REQUIRED TASK
Output the records. Match them exactly.

*****

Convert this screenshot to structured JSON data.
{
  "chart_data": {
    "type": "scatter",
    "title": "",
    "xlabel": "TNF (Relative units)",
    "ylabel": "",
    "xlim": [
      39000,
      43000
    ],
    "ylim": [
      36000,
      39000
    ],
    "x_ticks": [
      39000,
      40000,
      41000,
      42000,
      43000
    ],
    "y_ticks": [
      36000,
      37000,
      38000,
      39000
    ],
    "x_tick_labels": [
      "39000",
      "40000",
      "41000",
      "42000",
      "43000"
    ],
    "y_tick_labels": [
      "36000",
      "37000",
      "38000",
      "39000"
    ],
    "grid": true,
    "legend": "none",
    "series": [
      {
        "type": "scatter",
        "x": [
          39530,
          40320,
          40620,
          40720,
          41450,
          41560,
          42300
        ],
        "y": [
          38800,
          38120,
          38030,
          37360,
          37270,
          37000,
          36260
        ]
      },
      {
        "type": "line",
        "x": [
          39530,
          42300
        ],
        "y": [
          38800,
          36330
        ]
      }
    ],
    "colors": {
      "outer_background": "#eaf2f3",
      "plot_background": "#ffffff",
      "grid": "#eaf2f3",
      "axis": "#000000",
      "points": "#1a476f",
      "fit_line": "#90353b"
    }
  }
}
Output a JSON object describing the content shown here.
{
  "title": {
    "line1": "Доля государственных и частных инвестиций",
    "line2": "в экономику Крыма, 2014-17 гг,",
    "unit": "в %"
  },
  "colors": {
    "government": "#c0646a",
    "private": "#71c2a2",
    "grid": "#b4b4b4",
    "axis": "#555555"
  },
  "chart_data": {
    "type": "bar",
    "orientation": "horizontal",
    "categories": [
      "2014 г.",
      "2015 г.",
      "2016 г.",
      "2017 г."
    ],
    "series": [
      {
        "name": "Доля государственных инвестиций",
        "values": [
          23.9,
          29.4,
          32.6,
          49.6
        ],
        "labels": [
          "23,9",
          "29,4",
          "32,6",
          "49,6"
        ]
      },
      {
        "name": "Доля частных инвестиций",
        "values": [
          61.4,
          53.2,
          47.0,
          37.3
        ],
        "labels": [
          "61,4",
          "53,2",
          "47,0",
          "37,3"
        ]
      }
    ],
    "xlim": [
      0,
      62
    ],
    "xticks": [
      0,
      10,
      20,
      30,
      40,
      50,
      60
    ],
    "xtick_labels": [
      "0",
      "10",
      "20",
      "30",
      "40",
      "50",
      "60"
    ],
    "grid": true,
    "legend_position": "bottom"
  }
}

*****

WRITTEN REPLY
Convert this screenshot to structured JSON data.
{
  "chart_data": {
    "type": "scatter",
    "title": "",
    "xlabel": "TNF (Relative units)",
    "ylabel": "",
    "xlim": [
      39000,
      43000
    ],
    "ylim": [
      36000,
      39000
    ],
    "x_ticks": [
      39000,
      40000,
      41000,
      42000,
      43000
    ],
    "y_ticks": [
      36000,
      37000,
      38000,
      39000
    ],
    "x_tick_labels": [
      "39000",
      "40000",
      "41000",
      "42000",
      "43000"
    ],
    "y_tick_labels": [
      "36000",
      "37000",
      "38000",
      "39000"
    ],
    "grid": true,
    "legend": "none",
    "series": [
      {
        "type": "scatter",
        "x": [
          39530,
          40320,
          40620,
          40720,
          41450,
          41560,
          42300
        ],
        "y": [
          38800,
          38120,
          38030,
          37360,
          37270,
          37000,
          36260
        ]
      },
      {
        "type": "line",
        "x": [
          39530,
          42300
        ],
        "y": [
          38800,
          36330
        ]
      }
    ],
    "colors": {
      "outer_background": "#eaf2f3",
      "plot_background": "#ffffff",
      "grid": "#eaf2f3",
      "axis": "#000000",
      "points": "#1a476f",
      "fit_line": "#90353b"
    }
  }
}
Output a JSON object describing the content shown here.
{
  "title": {
    "line1": "Доля государственных и частных инвестиций",
    "line2": "в экономику Крыма, 2014-17 гг,",
    "unit": "в %"
  },
  "colors": {
    "government": "#c0646a",
    "private": "#71c2a2",
    "grid": "#b4b4b4",
    "axis": "#555555"
  },
  "chart_data": {
    "type": "bar",
    "orientation": "horizontal",
    "categories": [
      "2014 г.",
      "2015 г.",
      "2016 г.",
      "2017 г."
    ],
    "series": [
      {
        "name": "Доля государственных инвестиций",
        "values": [
          23.9,
          29.4,
          32.6,
          49.6
        ],
        "labels": [
          "23,9",
          "29,4",
          "32,6",
          "49,6"
        ]
      },
      {
        "name": "Доля частных инвестиций",
        "values": [
          61.4,
          53.2,
          47.0,
          37.3
        ],
        "labels": [
          "61,4",
          "53,2",
          "47,0",
          "37,3"
        ]
      }
    ],
    "xlim": [
      0,
      62
    ],
    "xticks": [
      0,
      10,
      20,
      30,
      40,
      50,
      60
    ],
    "xtick_labels": [
      "0",
      "10",
      "20",
      "30",
      "40",
      "50",
      "60"
    ],
    "grid": true,
    "legend_position": "bottom"
  }
}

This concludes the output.